Work to complete: Replace "play-icon" with "play-symbol" in everything from the first line down to "download-icon (2238, 212, 2254, 232)", and write out those lines again with nothing else altered.

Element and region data
= = = =
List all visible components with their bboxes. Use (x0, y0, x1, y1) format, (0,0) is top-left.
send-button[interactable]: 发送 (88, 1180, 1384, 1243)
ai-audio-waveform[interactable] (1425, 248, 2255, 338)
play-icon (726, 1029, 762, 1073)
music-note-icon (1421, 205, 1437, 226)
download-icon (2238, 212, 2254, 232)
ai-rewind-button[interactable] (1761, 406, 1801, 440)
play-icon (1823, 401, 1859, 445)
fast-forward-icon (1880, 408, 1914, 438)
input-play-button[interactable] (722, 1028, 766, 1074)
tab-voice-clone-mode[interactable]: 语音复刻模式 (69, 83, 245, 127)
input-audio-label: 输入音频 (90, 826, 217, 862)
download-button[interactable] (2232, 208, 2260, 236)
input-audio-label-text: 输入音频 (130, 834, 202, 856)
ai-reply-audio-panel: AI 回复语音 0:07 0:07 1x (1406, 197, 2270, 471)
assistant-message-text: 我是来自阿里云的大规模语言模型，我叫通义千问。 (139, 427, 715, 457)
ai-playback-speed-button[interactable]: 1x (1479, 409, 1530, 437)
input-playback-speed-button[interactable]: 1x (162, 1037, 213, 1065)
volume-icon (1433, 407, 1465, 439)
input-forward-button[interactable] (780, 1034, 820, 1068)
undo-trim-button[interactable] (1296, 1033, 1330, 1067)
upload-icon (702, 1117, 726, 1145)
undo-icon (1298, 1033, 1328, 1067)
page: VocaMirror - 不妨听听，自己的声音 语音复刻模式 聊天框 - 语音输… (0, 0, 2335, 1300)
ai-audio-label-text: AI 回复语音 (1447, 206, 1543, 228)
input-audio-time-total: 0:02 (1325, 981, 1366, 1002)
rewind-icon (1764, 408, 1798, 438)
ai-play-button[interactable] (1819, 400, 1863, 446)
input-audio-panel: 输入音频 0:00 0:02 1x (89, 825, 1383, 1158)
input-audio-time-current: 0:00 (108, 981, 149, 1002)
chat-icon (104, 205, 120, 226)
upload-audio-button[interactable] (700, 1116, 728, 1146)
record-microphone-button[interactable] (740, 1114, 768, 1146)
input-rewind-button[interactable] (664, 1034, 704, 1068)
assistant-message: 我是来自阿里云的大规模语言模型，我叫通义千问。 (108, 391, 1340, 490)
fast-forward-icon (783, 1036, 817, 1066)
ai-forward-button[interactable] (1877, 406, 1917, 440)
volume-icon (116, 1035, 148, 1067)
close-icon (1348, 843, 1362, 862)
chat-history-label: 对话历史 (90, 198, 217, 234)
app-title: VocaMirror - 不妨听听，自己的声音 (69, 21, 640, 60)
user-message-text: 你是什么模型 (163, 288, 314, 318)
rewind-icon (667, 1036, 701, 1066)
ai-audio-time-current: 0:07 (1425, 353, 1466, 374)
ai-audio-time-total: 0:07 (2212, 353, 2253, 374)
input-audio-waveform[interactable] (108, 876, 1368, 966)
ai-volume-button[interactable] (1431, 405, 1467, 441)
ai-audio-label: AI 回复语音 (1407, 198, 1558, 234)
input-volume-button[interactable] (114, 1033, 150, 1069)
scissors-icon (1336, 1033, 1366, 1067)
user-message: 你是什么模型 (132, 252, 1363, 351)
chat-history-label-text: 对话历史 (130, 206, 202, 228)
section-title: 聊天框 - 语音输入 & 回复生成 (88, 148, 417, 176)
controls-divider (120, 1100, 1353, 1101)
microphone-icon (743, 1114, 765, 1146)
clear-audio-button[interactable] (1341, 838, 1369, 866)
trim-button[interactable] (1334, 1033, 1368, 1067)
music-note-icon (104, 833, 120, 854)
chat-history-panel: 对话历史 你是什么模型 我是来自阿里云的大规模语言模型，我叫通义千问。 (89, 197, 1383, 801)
= = = =
Exercise output:
List all visible components with their bboxes. Use (x0, y0, x1, y1) format, (0,0) is top-left.
send-button[interactable]: 发送 (88, 1180, 1384, 1243)
ai-audio-waveform[interactable] (1425, 248, 2255, 338)
play-symbol (726, 1029, 762, 1073)
music-note-icon (1421, 205, 1437, 226)
download-icon (2238, 212, 2254, 232)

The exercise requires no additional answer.